What the task asks:
Return the records exactly as they are.

Stored records:

◆ ◆ ◆

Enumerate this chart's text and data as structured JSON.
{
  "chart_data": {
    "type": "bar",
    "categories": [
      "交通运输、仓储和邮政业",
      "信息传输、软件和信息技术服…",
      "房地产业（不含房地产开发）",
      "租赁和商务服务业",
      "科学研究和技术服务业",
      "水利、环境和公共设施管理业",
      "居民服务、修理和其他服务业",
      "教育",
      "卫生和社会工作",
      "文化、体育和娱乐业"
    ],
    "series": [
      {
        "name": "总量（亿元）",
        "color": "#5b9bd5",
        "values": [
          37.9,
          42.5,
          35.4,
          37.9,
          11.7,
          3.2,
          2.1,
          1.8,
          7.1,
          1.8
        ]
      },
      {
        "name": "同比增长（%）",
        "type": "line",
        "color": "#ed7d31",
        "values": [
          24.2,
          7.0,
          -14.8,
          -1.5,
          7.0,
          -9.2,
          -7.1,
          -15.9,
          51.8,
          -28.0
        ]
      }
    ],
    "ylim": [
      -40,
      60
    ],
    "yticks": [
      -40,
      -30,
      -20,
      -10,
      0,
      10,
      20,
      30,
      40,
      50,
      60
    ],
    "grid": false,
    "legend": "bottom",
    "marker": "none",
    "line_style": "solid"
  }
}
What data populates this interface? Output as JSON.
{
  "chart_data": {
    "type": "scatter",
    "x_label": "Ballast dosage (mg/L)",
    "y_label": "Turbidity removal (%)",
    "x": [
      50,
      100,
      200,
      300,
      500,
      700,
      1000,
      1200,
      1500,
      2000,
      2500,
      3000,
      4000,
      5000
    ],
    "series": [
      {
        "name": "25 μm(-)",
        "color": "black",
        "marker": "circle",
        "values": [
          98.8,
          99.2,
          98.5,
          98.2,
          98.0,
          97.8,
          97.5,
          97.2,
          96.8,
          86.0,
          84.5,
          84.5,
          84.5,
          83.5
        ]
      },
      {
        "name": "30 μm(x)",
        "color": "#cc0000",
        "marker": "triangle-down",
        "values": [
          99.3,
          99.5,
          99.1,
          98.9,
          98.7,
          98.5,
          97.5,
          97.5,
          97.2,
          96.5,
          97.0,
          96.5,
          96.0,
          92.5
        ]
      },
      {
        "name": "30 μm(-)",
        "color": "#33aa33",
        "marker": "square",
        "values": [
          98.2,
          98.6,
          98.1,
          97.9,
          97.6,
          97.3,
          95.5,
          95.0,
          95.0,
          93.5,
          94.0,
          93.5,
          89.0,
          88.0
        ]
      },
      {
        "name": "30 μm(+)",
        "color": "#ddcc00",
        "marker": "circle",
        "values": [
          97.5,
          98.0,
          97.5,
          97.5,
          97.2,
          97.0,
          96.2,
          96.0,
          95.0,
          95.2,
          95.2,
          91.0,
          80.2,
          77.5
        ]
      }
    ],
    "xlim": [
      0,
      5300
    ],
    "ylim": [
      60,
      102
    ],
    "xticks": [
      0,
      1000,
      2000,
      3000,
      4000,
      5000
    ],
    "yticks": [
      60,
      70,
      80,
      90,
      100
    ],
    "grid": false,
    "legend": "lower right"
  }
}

◆ ◆ ◆

Output below:
Enumerate this chart's text and data as structured JSON.
{
  "chart_data": {
    "type": "bar",
    "categories": [
      "交通运输、仓储和邮政业",
      "信息传输、软件和信息技术服…",
      "房地产业（不含房地产开发）",
      "租赁和商务服务业",
      "科学研究和技术服务业",
      "水利、环境和公共设施管理业",
      "居民服务、修理和其他服务业",
      "教育",
      "卫生和社会工作",
      "文化、体育和娱乐业"
    ],
    "series": [
      {
        "name": "总量（亿元）",
        "color": "#5b9bd5",
        "values": [
          37.9,
          42.5,
          35.4,
          37.9,
          11.7,
          3.2,
          2.1,
          1.8,
          7.1,
          1.8
        ]
      },
      {
        "name": "同比增长（%）",
        "type": "line",
        "color": "#ed7d31",
        "values": [
          24.2,
          7.0,
          -14.8,
          -1.5,
          7.0,
          -9.2,
          -7.1,
          -15.9,
          51.8,
          -28.0
        ]
      }
    ],
    "ylim": [
      -40,
      60
    ],
    "yticks": [
      -40,
      -30,
      -20,
      -10,
      0,
      10,
      20,
      30,
      40,
      50,
      60
    ],
    "grid": false,
    "legend": "bottom",
    "marker": "none",
    "line_style": "solid"
  }
}
What data populates this interface? Output as JSON.
{
  "chart_data": {
    "type": "scatter",
    "x_label": "Ballast dosage (mg/L)",
    "y_label": "Turbidity removal (%)",
    "x": [
      50,
      100,
      200,
      300,
      500,
      700,
      1000,
      1200,
      1500,
      2000,
      2500,
      3000,
      4000,
      5000
    ],
    "series": [
      {
        "name": "25 μm(-)",
        "color": "black",
        "marker": "circle",
        "values": [
          98.8,
          99.2,
          98.5,
          98.2,
          98.0,
          97.8,
          97.5,
          97.2,
          96.8,
          86.0,
          84.5,
          84.5,
          84.5,
          83.5
        ]
      },
      {
        "name": "30 μm(x)",
        "color": "#cc0000",
        "marker": "triangle-down",
        "values": [
          99.3,
          99.5,
          99.1,
          98.9,
          98.7,
          98.5,
          97.5,
          97.5,
          97.2,
          96.5,
          97.0,
          96.5,
          96.0,
          92.5
        ]
      },
      {
        "name": "30 μm(-)",
        "color": "#33aa33",
        "marker": "square",
        "values": [
          98.2,
          98.6,
          98.1,
          97.9,
          97.6,
          97.3,
          95.5,
          95.0,
          95.0,
          93.5,
          94.0,
          93.5,
          89.0,
          88.0
        ]
      },
      {
        "name": "30 μm(+)",
        "color": "#ddcc00",
        "marker": "circle",
        "values": [
          97.5,
          98.0,
          97.5,
          97.5,
          97.2,
          97.0,
          96.2,
          96.0,
          95.0,
          95.2,
          95.2,
          91.0,
          80.2,
          77.5
        ]
      }
    ],
    "xlim": [
      0,
      5300
    ],
    "ylim": [
      60,
      102
    ],
    "xticks": [
      0,
      1000,
      2000,
      3000,
      4000,
      5000
    ],
    "yticks": [
      60,
      70,
      80,
      90,
      100
    ],
    "grid": false,
    "legend": "lower right"
  }
}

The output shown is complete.